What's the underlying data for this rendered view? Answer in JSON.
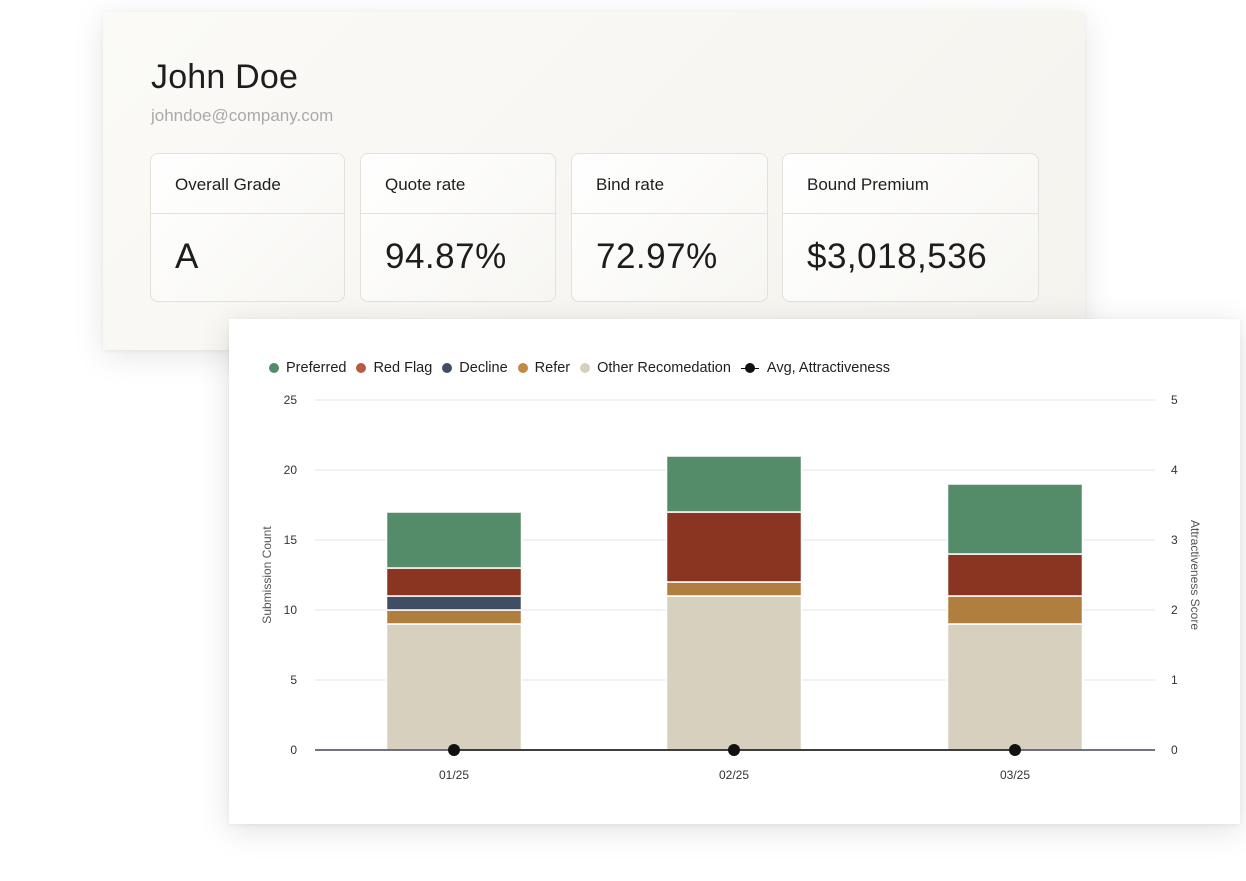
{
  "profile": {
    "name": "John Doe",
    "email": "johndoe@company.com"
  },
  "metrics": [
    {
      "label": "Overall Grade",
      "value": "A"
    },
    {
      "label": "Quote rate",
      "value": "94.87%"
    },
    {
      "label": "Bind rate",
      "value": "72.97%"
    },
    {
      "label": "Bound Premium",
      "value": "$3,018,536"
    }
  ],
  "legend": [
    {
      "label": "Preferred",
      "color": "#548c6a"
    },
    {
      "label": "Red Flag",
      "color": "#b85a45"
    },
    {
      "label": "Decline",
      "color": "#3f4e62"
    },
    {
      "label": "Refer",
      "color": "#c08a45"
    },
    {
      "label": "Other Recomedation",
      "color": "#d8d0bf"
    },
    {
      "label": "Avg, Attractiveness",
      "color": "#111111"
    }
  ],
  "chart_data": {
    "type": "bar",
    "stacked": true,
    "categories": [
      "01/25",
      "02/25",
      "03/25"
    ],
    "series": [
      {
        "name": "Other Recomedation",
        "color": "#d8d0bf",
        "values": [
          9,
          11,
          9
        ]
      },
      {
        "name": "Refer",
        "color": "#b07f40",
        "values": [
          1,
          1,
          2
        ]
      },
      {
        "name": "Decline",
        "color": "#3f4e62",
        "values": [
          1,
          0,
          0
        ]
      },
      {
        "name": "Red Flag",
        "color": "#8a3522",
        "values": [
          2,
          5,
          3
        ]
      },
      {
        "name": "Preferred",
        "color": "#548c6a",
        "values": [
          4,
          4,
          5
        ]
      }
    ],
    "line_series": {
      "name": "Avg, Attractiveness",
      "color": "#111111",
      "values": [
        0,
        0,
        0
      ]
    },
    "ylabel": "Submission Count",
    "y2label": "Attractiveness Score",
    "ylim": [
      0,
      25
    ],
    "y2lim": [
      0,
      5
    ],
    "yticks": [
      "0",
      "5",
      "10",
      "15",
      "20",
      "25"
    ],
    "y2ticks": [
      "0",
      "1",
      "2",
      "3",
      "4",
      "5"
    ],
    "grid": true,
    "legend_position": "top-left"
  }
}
------
■ Set task
Give all the lines above again, character for character, without pictures.

■ Worked solution
What's the underlying data for this rendered view? Answer in JSON.
{
  "profile": {
    "name": "John Doe",
    "email": "johndoe@company.com"
  },
  "metrics": [
    {
      "label": "Overall Grade",
      "value": "A"
    },
    {
      "label": "Quote rate",
      "value": "94.87%"
    },
    {
      "label": "Bind rate",
      "value": "72.97%"
    },
    {
      "label": "Bound Premium",
      "value": "$3,018,536"
    }
  ],
  "legend": [
    {
      "label": "Preferred",
      "color": "#548c6a"
    },
    {
      "label": "Red Flag",
      "color": "#b85a45"
    },
    {
      "label": "Decline",
      "color": "#3f4e62"
    },
    {
      "label": "Refer",
      "color": "#c08a45"
    },
    {
      "label": "Other Recomedation",
      "color": "#d8d0bf"
    },
    {
      "label": "Avg, Attractiveness",
      "color": "#111111"
    }
  ],
  "chart_data": {
    "type": "bar",
    "stacked": true,
    "categories": [
      "01/25",
      "02/25",
      "03/25"
    ],
    "series": [
      {
        "name": "Other Recomedation",
        "color": "#d8d0bf",
        "values": [
          9,
          11,
          9
        ]
      },
      {
        "name": "Refer",
        "color": "#b07f40",
        "values": [
          1,
          1,
          2
        ]
      },
      {
        "name": "Decline",
        "color": "#3f4e62",
        "values": [
          1,
          0,
          0
        ]
      },
      {
        "name": "Red Flag",
        "color": "#8a3522",
        "values": [
          2,
          5,
          3
        ]
      },
      {
        "name": "Preferred",
        "color": "#548c6a",
        "values": [
          4,
          4,
          5
        ]
      }
    ],
    "line_series": {
      "name": "Avg, Attractiveness",
      "color": "#111111",
      "values": [
        0,
        0,
        0
      ]
    },
    "ylabel": "Submission Count",
    "y2label": "Attractiveness Score",
    "ylim": [
      0,
      25
    ],
    "y2lim": [
      0,
      5
    ],
    "yticks": [
      "0",
      "5",
      "10",
      "15",
      "20",
      "25"
    ],
    "y2ticks": [
      "0",
      "1",
      "2",
      "3",
      "4",
      "5"
    ],
    "grid": true,
    "legend_position": "top-left"
  }
}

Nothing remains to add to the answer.